> _TASK STATEMENT_
Return exactly the span of lines that opens with the line containing "OCR this image." and closes with the last line of the data, inclusive.

---------- GIVEN RECORDS

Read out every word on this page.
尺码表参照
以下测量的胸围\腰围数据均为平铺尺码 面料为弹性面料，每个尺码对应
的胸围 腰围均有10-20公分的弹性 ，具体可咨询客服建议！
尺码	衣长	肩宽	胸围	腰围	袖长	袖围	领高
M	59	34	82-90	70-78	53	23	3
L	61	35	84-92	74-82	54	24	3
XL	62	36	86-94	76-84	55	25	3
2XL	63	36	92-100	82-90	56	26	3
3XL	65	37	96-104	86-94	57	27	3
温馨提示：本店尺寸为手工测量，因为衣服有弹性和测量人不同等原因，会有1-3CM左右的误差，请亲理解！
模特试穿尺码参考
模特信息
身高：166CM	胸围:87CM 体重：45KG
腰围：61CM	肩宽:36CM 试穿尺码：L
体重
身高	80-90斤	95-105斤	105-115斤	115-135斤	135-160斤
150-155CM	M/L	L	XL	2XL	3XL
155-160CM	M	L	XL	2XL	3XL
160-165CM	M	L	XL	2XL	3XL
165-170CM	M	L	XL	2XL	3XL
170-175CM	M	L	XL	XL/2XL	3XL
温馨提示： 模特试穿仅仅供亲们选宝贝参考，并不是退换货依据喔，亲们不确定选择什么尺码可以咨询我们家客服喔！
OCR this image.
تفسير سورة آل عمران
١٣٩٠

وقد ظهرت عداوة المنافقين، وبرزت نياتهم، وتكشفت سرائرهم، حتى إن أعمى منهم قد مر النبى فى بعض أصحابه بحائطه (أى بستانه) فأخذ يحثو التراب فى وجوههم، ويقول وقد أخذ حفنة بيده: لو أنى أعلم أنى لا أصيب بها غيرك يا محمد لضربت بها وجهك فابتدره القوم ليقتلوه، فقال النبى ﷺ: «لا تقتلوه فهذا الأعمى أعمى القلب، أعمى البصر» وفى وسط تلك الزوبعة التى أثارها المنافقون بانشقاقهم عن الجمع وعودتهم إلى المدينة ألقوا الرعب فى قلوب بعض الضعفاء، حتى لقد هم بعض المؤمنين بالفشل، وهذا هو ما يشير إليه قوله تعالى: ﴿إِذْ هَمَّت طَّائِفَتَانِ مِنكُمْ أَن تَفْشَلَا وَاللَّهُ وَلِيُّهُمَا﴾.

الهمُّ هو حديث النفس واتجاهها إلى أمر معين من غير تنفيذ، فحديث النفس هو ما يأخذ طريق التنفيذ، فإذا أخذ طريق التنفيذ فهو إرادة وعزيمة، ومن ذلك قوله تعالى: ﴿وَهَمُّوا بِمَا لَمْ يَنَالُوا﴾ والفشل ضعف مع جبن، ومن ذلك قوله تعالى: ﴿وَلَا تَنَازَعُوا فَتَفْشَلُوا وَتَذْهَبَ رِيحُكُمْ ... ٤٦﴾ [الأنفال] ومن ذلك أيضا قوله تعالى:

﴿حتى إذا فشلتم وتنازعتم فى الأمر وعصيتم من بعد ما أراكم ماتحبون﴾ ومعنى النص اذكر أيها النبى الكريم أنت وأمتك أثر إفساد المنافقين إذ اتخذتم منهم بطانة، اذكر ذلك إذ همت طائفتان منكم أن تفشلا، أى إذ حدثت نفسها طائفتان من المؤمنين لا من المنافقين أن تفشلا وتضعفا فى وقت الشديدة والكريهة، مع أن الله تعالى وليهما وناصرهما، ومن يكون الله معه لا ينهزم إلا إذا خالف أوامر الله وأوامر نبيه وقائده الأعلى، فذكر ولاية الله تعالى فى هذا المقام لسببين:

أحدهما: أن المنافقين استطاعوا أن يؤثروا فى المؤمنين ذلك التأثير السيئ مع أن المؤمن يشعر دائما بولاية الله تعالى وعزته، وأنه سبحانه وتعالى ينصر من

--------------------

> _THE ANSWER_
OCR this image.
تفسير سورة آل عمران
١٣٩٠

وقد ظهرت عداوة المنافقين، وبرزت نياتهم، وتكشفت سرائرهم، حتى إن أعمى منهم قد مر النبى فى بعض أصحابه بحائطه (أى بستانه) فأخذ يحثو التراب فى وجوههم، ويقول وقد أخذ حفنة بيده: لو أنى أعلم أنى لا أصيب بها غيرك يا محمد لضربت بها وجهك فابتدره القوم ليقتلوه، فقال النبى ﷺ: «لا تقتلوه فهذا الأعمى أعمى القلب، أعمى البصر» وفى وسط تلك الزوبعة التى أثارها المنافقون بانشقاقهم عن الجمع وعودتهم إلى المدينة ألقوا الرعب فى قلوب بعض الضعفاء، حتى لقد هم بعض المؤمنين بالفشل، وهذا هو ما يشير إليه قوله تعالى: ﴿إِذْ هَمَّت طَّائِفَتَانِ مِنكُمْ أَن تَفْشَلَا وَاللَّهُ وَلِيُّهُمَا﴾.

الهمُّ هو حديث النفس واتجاهها إلى أمر معين من غير تنفيذ، فحديث النفس هو ما يأخذ طريق التنفيذ، فإذا أخذ طريق التنفيذ فهو إرادة وعزيمة، ومن ذلك قوله تعالى: ﴿وَهَمُّوا بِمَا لَمْ يَنَالُوا﴾ والفشل ضعف مع جبن، ومن ذلك قوله تعالى: ﴿وَلَا تَنَازَعُوا فَتَفْشَلُوا وَتَذْهَبَ رِيحُكُمْ ... ٤٦﴾ [الأنفال] ومن ذلك أيضا قوله تعالى:

﴿حتى إذا فشلتم وتنازعتم فى الأمر وعصيتم من بعد ما أراكم ماتحبون﴾ ومعنى النص اذكر أيها النبى الكريم أنت وأمتك أثر إفساد المنافقين إذ اتخذتم منهم بطانة، اذكر ذلك إذ همت طائفتان منكم أن تفشلا، أى إذ حدثت نفسها طائفتان من المؤمنين لا من المنافقين أن تفشلا وتضعفا فى وقت الشديدة والكريهة، مع أن الله تعالى وليهما وناصرهما، ومن يكون الله معه لا ينهزم إلا إذا خالف أوامر الله وأوامر نبيه وقائده الأعلى، فذكر ولاية الله تعالى فى هذا المقام لسببين:

أحدهما: أن المنافقين استطاعوا أن يؤثروا فى المؤمنين ذلك التأثير السيئ مع أن المؤمن يشعر دائما بولاية الله تعالى وعزته، وأنه سبحانه وتعالى ينصر من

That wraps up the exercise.